_Work required_: Copy every line that holds "JSON".

[Items from a data source]
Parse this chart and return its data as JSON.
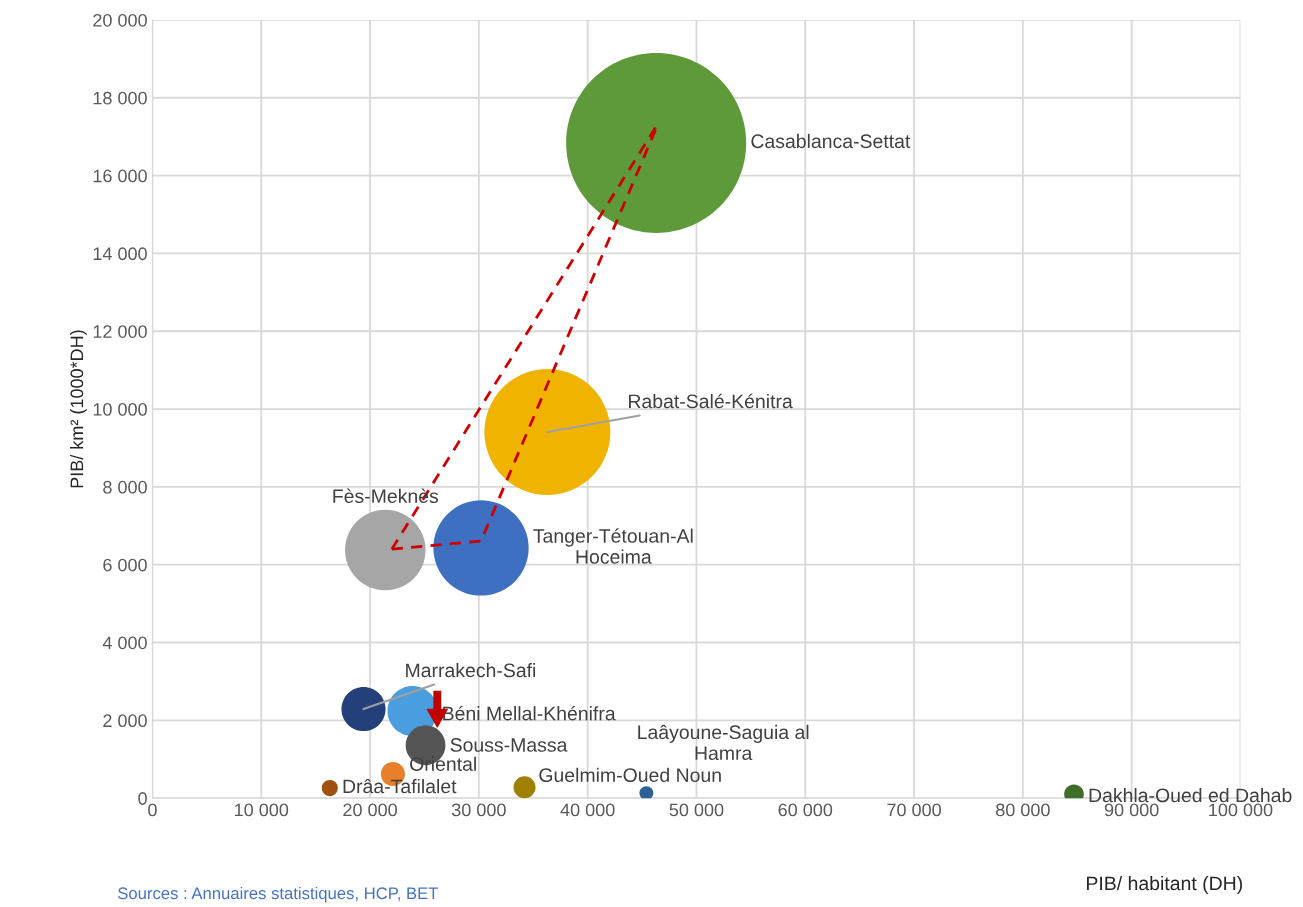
{
  "chart_data": {
    "type": "bubble",
    "xlabel": "PIB/ habitant (DH)",
    "ylabel": "PIB/ km² (1000*DH)",
    "annotations": [
      "Sources : Annuaires statistiques, HCP, BET"
    ],
    "xlim": [
      0,
      100000
    ],
    "xticks": [
      0,
      {
        "value": 10000,
        "label": "10 000"
      },
      {
        "value": 20000,
        "label": "20 000"
      },
      {
        "value": 30000,
        "label": "30 000"
      },
      {
        "value": 40000,
        "label": "40 000"
      },
      {
        "value": 50000,
        "label": "50 000"
      },
      {
        "value": 60000,
        "label": "60 000"
      },
      {
        "value": 70000,
        "label": "70 000"
      },
      {
        "value": 80000,
        "label": "80 000"
      },
      {
        "value": 90000,
        "label": "90 000"
      },
      {
        "value": 100000,
        "label": "100 000"
      }
    ],
    "ylim": [
      0,
      20000
    ],
    "yticks": [
      0,
      {
        "value": 2000,
        "label": "2 000"
      },
      {
        "value": 4000,
        "label": "4 000"
      },
      {
        "value": 6000,
        "label": "6 000"
      },
      {
        "value": 8000,
        "label": "8 000"
      },
      {
        "value": 10000,
        "label": "10 000"
      },
      {
        "value": 12000,
        "label": "12 000"
      },
      {
        "value": 14000,
        "label": "14 000"
      },
      {
        "value": 16000,
        "label": "16 000"
      },
      {
        "value": 18000,
        "label": "18 000"
      },
      {
        "value": 20000,
        "label": "20 000"
      }
    ],
    "grid": true,
    "legend": false,
    "series": [
      {
        "name": "Casablanca-Settat",
        "color": "#5e9a3a",
        "x": [
          46300
        ],
        "values": [
          16840
        ],
        "sizes": [
          1
        ]
      },
      {
        "name": "Rabat-Salé-Kénitra",
        "color": "#f0b400",
        "x": [
          36300
        ],
        "values": [
          9410
        ],
        "sizes": [
          0.49
        ]
      },
      {
        "name": "Tanger-Tétouan-Al\nHoceima",
        "color": "#3e6fc0",
        "x": [
          30200
        ],
        "values": [
          6430
        ],
        "sizes": [
          0.28
        ]
      },
      {
        "name": "Fès-Meknès",
        "color": "#a6a6a6",
        "x": [
          21400
        ],
        "values": [
          6380
        ],
        "sizes": [
          0.2
        ]
      },
      {
        "name": "Marrakech-Safi",
        "color": "#23407a",
        "x": [
          19400
        ],
        "values": [
          2290
        ],
        "sizes": [
          0.06
        ]
      },
      {
        "name": "Béni Mellal-Khénifra",
        "color": "#4a9ee0",
        "x": [
          23900
        ],
        "values": [
          2240
        ],
        "sizes": [
          0.077
        ]
      },
      {
        "name": "Souss-Massa",
        "color": "#555555",
        "x": [
          25100
        ],
        "values": [
          1360
        ],
        "sizes": [
          0.049
        ]
      },
      {
        "name": "Oriental",
        "color": "#e87f2b",
        "x": [
          22100
        ],
        "values": [
          620
        ],
        "sizes": [
          0.018
        ]
      },
      {
        "name": "Drâa-Tafilalet",
        "color": "#a0500f",
        "x": [
          16300
        ],
        "values": [
          260
        ],
        "sizes": [
          0.008
        ]
      },
      {
        "name": "Guelmim-Oued Noun",
        "color": "#a08000",
        "x": [
          34200
        ],
        "values": [
          280
        ],
        "sizes": [
          0.015
        ]
      },
      {
        "name": "Laâyoune-Saguia al\nHamra",
        "color": "#2e6096",
        "x": [
          45400
        ],
        "values": [
          130
        ],
        "sizes": [
          0.006
        ]
      },
      {
        "name": "Dakhla-Oued ed Dahab",
        "color": "#3f6d2a",
        "x": [
          84700
        ],
        "values": [
          100
        ],
        "sizes": [
          0.012
        ]
      },
      {
        "type": "line",
        "color": "#cc0000",
        "line_style": "dashed",
        "x": [
          22000,
          46500
        ],
        "values": [
          6400,
          17350
        ]
      },
      {
        "type": "line",
        "color": "#cc0000",
        "line_style": "dashed",
        "x": [
          22000,
          30200,
          46500
        ],
        "values": [
          6400,
          6610,
          17350
        ]
      }
    ]
  }
}
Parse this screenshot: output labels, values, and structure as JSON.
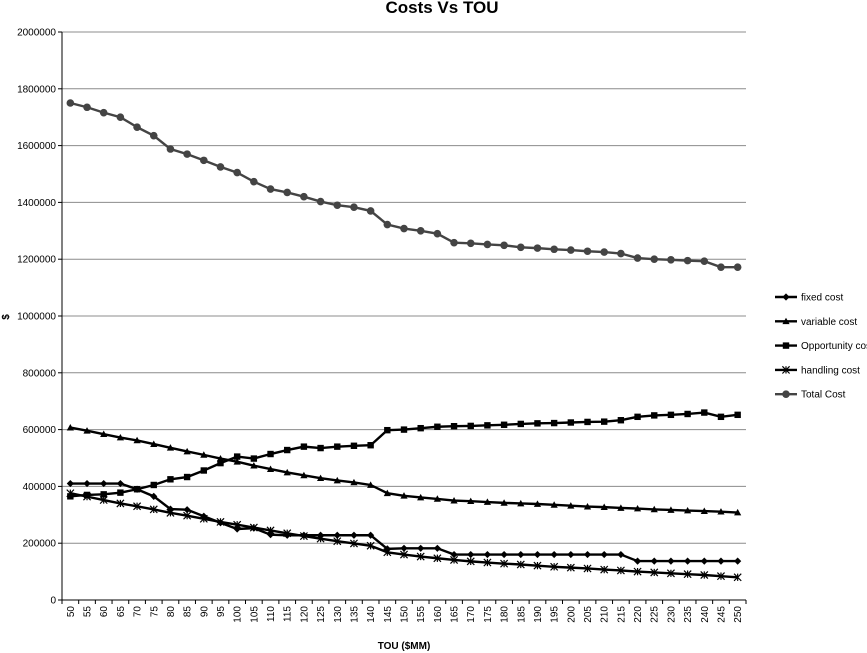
{
  "chart_data": {
    "type": "line",
    "title": "Costs Vs TOU",
    "xlabel": "TOU ($MM)",
    "ylabel": "$",
    "ylim": [
      0,
      2000000
    ],
    "yticks": [
      "0",
      "200000",
      "400000",
      "600000",
      "800000",
      "1000000",
      "1200000",
      "1400000",
      "1600000",
      "1800000",
      "2000000"
    ],
    "grid": "horizontal",
    "legend_position": "right",
    "x": [
      50,
      55,
      60,
      65,
      70,
      75,
      80,
      85,
      90,
      95,
      100,
      105,
      110,
      115,
      120,
      125,
      130,
      135,
      140,
      145,
      150,
      155,
      160,
      165,
      170,
      175,
      180,
      185,
      190,
      195,
      200,
      205,
      210,
      215,
      220,
      225,
      230,
      235,
      240,
      245,
      250
    ],
    "series": [
      {
        "name": "fixed cost",
        "marker": "diamond",
        "color": "#000000",
        "values": [
          410000,
          410000,
          410000,
          410000,
          390000,
          365000,
          320000,
          318000,
          295000,
          272000,
          250000,
          253000,
          230000,
          228000,
          228000,
          228000,
          228000,
          228000,
          228000,
          180000,
          182000,
          182000,
          182000,
          160000,
          160000,
          160000,
          160000,
          160000,
          160000,
          160000,
          160000,
          160000,
          160000,
          160000,
          137000,
          137000,
          137000,
          137000,
          137000,
          137000,
          137000
        ]
      },
      {
        "name": "variable cost",
        "marker": "triangle",
        "color": "#000000",
        "values": [
          607000,
          596000,
          584000,
          572000,
          562000,
          549000,
          536000,
          523000,
          511000,
          498000,
          487000,
          473000,
          461000,
          449000,
          439000,
          429000,
          421000,
          414000,
          405000,
          376000,
          367000,
          361000,
          356000,
          350000,
          348000,
          345000,
          342000,
          340000,
          338000,
          335000,
          332000,
          329000,
          327000,
          324000,
          322000,
          319000,
          317000,
          315000,
          313000,
          311000,
          308000
        ]
      },
      {
        "name": "Opportunity cost",
        "marker": "square",
        "color": "#000000",
        "values": [
          365000,
          370000,
          372000,
          378000,
          390000,
          405000,
          425000,
          433000,
          456000,
          482000,
          505000,
          498000,
          514000,
          528000,
          540000,
          535000,
          540000,
          543000,
          545000,
          598000,
          600000,
          605000,
          610000,
          612000,
          613000,
          615000,
          617000,
          620000,
          622000,
          623000,
          625000,
          627000,
          628000,
          633000,
          645000,
          650000,
          652000,
          655000,
          660000,
          645000,
          652000
        ]
      },
      {
        "name": "handling cost",
        "marker": "asterisk",
        "color": "#000000",
        "values": [
          376000,
          364000,
          352000,
          340000,
          330000,
          319000,
          307000,
          297000,
          286000,
          275000,
          265000,
          255000,
          245000,
          235000,
          225000,
          216000,
          207000,
          199000,
          191000,
          168000,
          160000,
          153000,
          147000,
          141000,
          136000,
          132000,
          128000,
          125000,
          121000,
          117000,
          114000,
          111000,
          107000,
          104000,
          100000,
          97000,
          94000,
          91000,
          88000,
          84000,
          80000
        ]
      },
      {
        "name": "Total Cost",
        "marker": "circle",
        "color": "#444444",
        "values": [
          1750000,
          1735000,
          1716000,
          1700000,
          1665000,
          1635000,
          1588000,
          1570000,
          1548000,
          1525000,
          1505000,
          1473000,
          1447000,
          1435000,
          1420000,
          1403000,
          1390000,
          1383000,
          1370000,
          1322000,
          1308000,
          1300000,
          1290000,
          1258000,
          1256000,
          1252000,
          1249000,
          1242000,
          1239000,
          1235000,
          1232000,
          1228000,
          1225000,
          1220000,
          1204000,
          1200000,
          1198000,
          1195000,
          1193000,
          1172000,
          1172000
        ]
      }
    ]
  }
}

_Response to this task_:
Parse this chart and return its data as JSON.
Parse this screenshot: output labels, values, and structure as JSON.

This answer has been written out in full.